[Your task]:
Look for the string "坚决做到" in the lines and copy each line that has it.

[Records supplied]:
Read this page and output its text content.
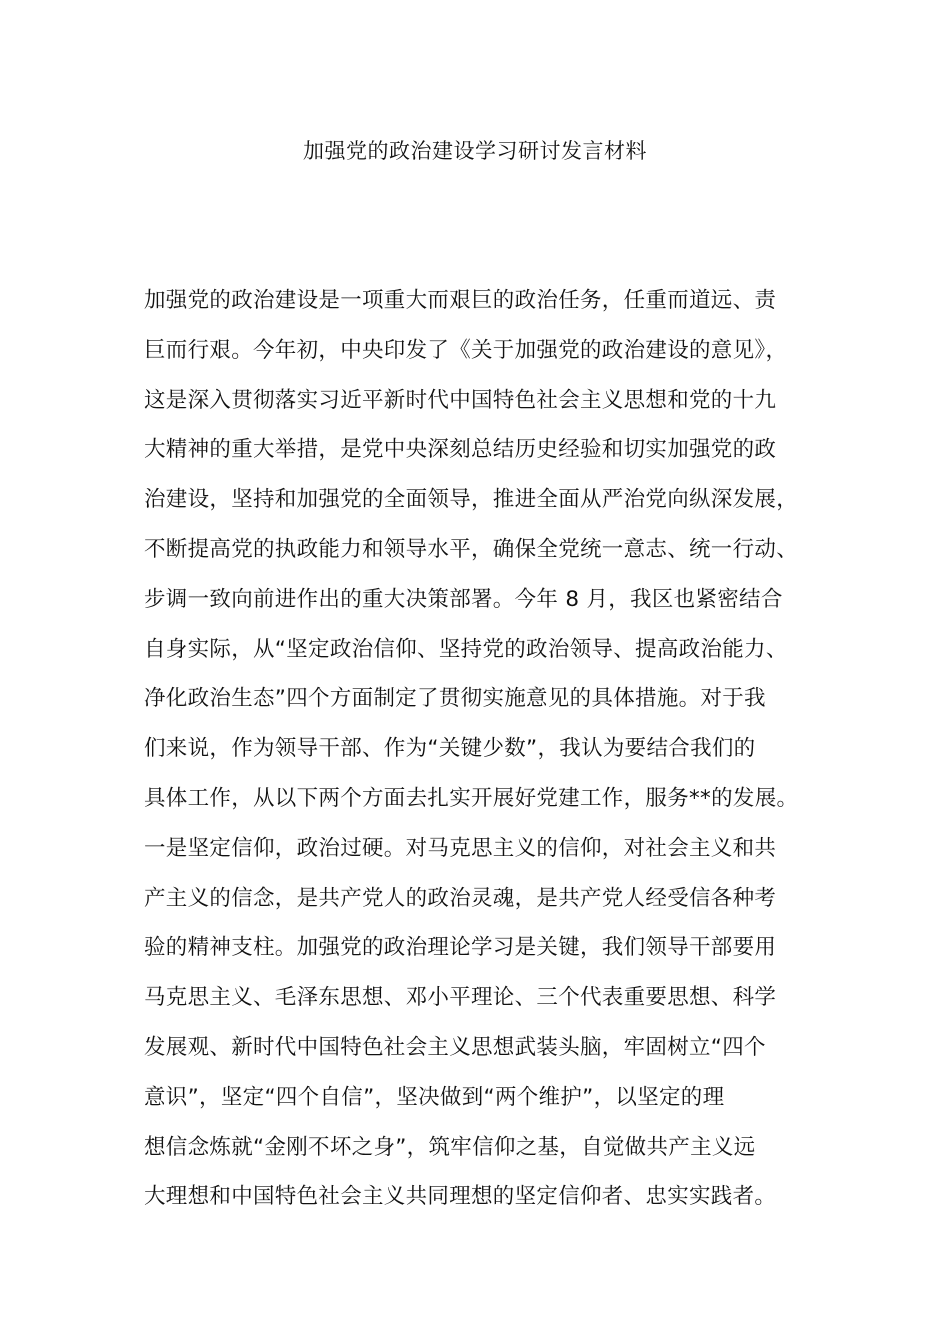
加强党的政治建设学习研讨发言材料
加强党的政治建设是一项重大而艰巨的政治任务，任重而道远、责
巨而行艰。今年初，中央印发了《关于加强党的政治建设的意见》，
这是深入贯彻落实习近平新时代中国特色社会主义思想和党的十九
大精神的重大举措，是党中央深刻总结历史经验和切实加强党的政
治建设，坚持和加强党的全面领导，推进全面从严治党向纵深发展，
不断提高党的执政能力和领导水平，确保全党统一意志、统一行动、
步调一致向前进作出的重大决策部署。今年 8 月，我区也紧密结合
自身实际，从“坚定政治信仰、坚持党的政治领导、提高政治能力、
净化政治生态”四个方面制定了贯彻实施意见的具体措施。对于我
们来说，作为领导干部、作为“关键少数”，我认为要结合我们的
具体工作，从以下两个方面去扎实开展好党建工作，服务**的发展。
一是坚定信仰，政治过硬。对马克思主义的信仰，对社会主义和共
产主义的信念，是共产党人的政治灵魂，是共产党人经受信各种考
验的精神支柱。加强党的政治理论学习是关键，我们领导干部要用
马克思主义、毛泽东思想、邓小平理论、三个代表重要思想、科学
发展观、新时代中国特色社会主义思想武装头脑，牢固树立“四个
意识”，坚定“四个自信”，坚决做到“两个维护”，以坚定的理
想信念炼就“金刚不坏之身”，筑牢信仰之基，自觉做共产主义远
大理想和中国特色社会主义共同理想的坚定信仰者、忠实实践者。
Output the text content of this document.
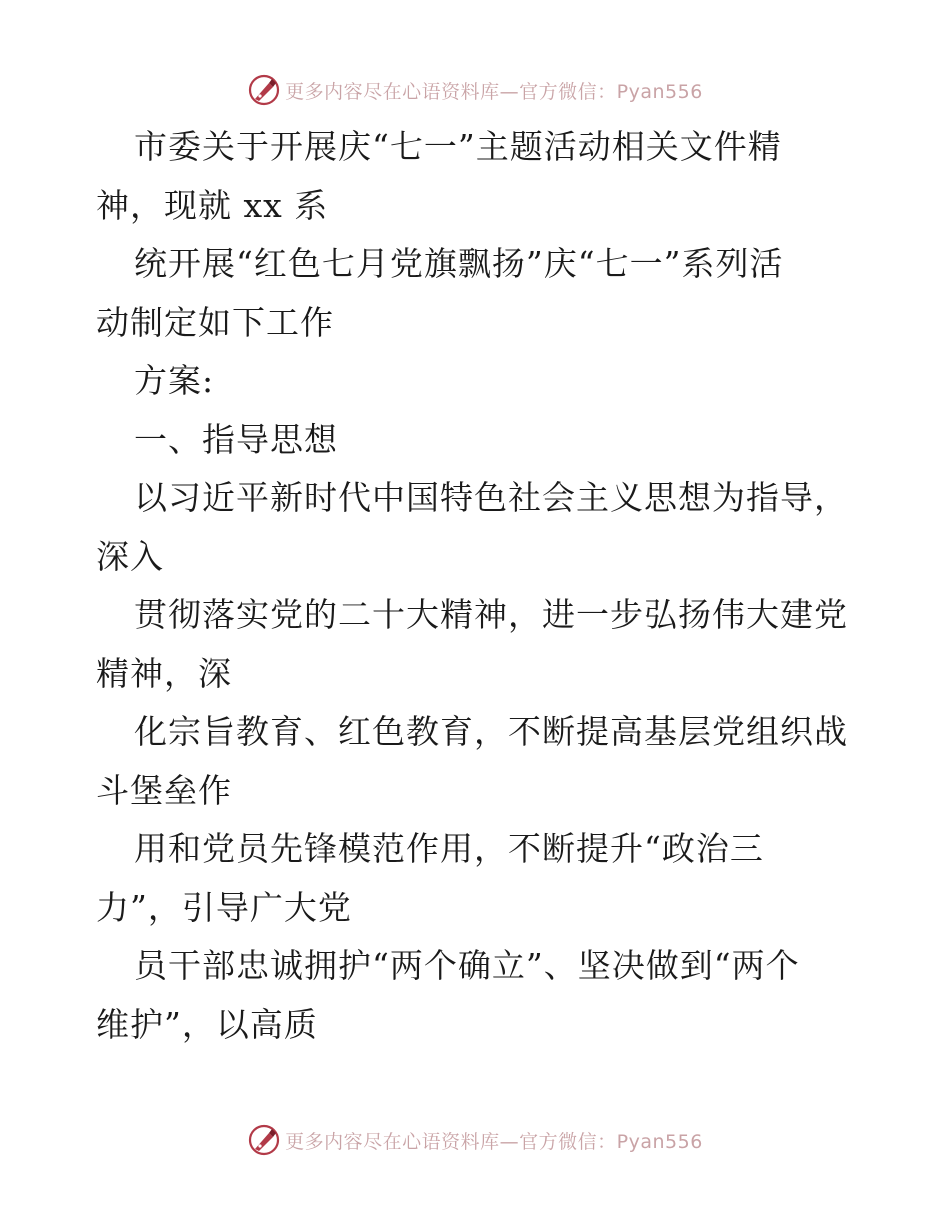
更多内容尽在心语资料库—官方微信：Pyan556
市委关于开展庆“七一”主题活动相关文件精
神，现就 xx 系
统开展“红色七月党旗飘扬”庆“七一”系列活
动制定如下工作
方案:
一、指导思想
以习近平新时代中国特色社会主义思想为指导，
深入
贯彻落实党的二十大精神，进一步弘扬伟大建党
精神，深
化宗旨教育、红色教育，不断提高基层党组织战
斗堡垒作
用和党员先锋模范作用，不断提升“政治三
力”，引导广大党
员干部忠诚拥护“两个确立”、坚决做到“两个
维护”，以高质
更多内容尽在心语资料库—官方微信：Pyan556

[Result for this task]:
意识”，坚定“四个自信”，坚决做到“两个维护”，以坚定的理
员干部忠诚拥护“两个确立”、坚决做到“两个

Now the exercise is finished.